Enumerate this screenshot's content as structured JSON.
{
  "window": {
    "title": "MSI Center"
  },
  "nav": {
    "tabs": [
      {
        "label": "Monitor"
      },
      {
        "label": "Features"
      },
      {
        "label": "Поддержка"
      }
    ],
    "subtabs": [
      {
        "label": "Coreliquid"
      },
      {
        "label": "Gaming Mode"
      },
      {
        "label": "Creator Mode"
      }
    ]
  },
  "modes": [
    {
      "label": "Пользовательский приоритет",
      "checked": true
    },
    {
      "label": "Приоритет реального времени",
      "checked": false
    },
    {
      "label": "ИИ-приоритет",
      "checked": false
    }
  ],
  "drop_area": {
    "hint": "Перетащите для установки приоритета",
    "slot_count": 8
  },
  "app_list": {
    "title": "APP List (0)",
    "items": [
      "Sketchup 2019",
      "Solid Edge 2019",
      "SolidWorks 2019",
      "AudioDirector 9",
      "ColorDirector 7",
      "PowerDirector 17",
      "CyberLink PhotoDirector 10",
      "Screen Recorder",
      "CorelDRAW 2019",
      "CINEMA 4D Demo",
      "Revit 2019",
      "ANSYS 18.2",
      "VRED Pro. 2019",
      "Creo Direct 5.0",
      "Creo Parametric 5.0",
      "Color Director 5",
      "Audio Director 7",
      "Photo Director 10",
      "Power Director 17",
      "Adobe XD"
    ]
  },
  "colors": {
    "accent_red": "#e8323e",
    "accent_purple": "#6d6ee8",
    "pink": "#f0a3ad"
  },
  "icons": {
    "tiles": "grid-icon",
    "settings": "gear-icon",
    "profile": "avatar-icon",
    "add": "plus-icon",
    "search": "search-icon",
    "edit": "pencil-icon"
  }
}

• _GIVEN TASK_
Every record should be given again exactly.

• _ANSWER TO THIS EXERCISE_
Enumerate this screenshot's content as structured JSON.
{
  "window": {
    "title": "MSI Center"
  },
  "nav": {
    "tabs": [
      {
        "label": "Monitor"
      },
      {
        "label": "Features"
      },
      {
        "label": "Поддержка"
      }
    ],
    "subtabs": [
      {
        "label": "Coreliquid"
      },
      {
        "label": "Gaming Mode"
      },
      {
        "label": "Creator Mode"
      }
    ]
  },
  "modes": [
    {
      "label": "Пользовательский приоритет",
      "checked": true
    },
    {
      "label": "Приоритет реального времени",
      "checked": false
    },
    {
      "label": "ИИ-приоритет",
      "checked": false
    }
  ],
  "drop_area": {
    "hint": "Перетащите для установки приоритета",
    "slot_count": 8
  },
  "app_list": {
    "title": "APP List (0)",
    "items": [
      "Sketchup 2019",
      "Solid Edge 2019",
      "SolidWorks 2019",
      "AudioDirector 9",
      "ColorDirector 7",
      "PowerDirector 17",
      "CyberLink PhotoDirector 10",
      "Screen Recorder",
      "CorelDRAW 2019",
      "CINEMA 4D Demo",
      "Revit 2019",
      "ANSYS 18.2",
      "VRED Pro. 2019",
      "Creo Direct 5.0",
      "Creo Parametric 5.0",
      "Color Director 5",
      "Audio Director 7",
      "Photo Director 10",
      "Power Director 17",
      "Adobe XD"
    ]
  },
  "colors": {
    "accent_red": "#e8323e",
    "accent_purple": "#6d6ee8",
    "pink": "#f0a3ad"
  },
  "icons": {
    "tiles": "grid-icon",
    "settings": "gear-icon",
    "profile": "avatar-icon",
    "add": "plus-icon",
    "search": "search-icon",
    "edit": "pencil-icon"
  }
}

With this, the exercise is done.